Data shown
- - -

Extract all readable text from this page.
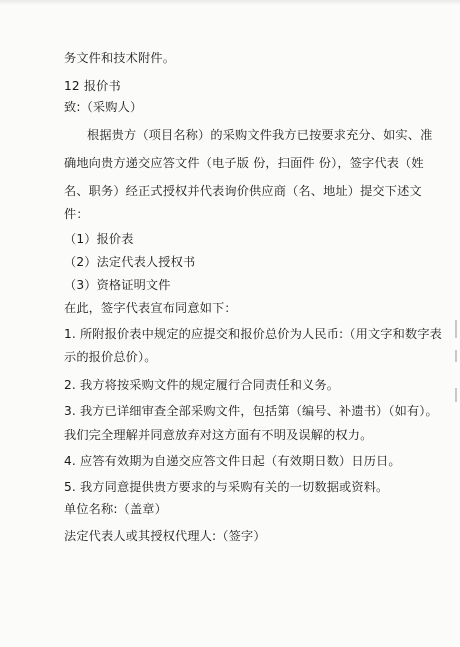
务文件和技术附件。
12 报价书
致:（采购人）
根据贵方（项目名称）的采购文件我方已按要求充分、如实、准
确地向贵方递交应答文件（电子版 份，扫面件 份），签字代表（姓
名、职务）经正式授权并代表询价供应商（名、地址）提交下述文
件：
（1）报价表
（2）法定代表人授权书
（3）资格证明文件
在此，签字代表宣布同意如下：
1. 所附报价表中规定的应提交和报价总价为人民币:（用文字和数字表
示的报价总价）。
2. 我方将按采购文件的规定履行合同责任和义务。
3. 我方已详细审查全部采购文件，包括第（编号、补遗书）（如有）。
我们完全理解并同意放弃对这方面有不明及误解的权力。
4. 应答有效期为自递交应答文件日起（有效期日数）日历日。
5. 我方同意提供贵方要求的与采购有关的一切数据或资料。
单位名称:（盖章）
法定代表人或其授权代理人:（签字）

- - -

Problem statement
Repeat all the data as it stands, dropping any images it holds.

Answer to the problem
Extract all readable text from this page.
务文件和技术附件。
12 报价书
致:（采购人）
根据贵方（项目名称）的采购文件我方已按要求充分、如实、准
确地向贵方递交应答文件（电子版 份，扫面件 份），签字代表（姓
名、职务）经正式授权并代表询价供应商（名、地址）提交下述文
件：
（1）报价表
（2）法定代表人授权书
（3）资格证明文件
在此，签字代表宣布同意如下：
1. 所附报价表中规定的应提交和报价总价为人民币:（用文字和数字表
示的报价总价）。
2. 我方将按采购文件的规定履行合同责任和义务。
3. 我方已详细审查全部采购文件，包括第（编号、补遗书）（如有）。
我们完全理解并同意放弃对这方面有不明及误解的权力。
4. 应答有效期为自递交应答文件日起（有效期日数）日历日。
5. 我方同意提供贵方要求的与采购有关的一切数据或资料。
单位名称:（盖章）
法定代表人或其授权代理人:（签字）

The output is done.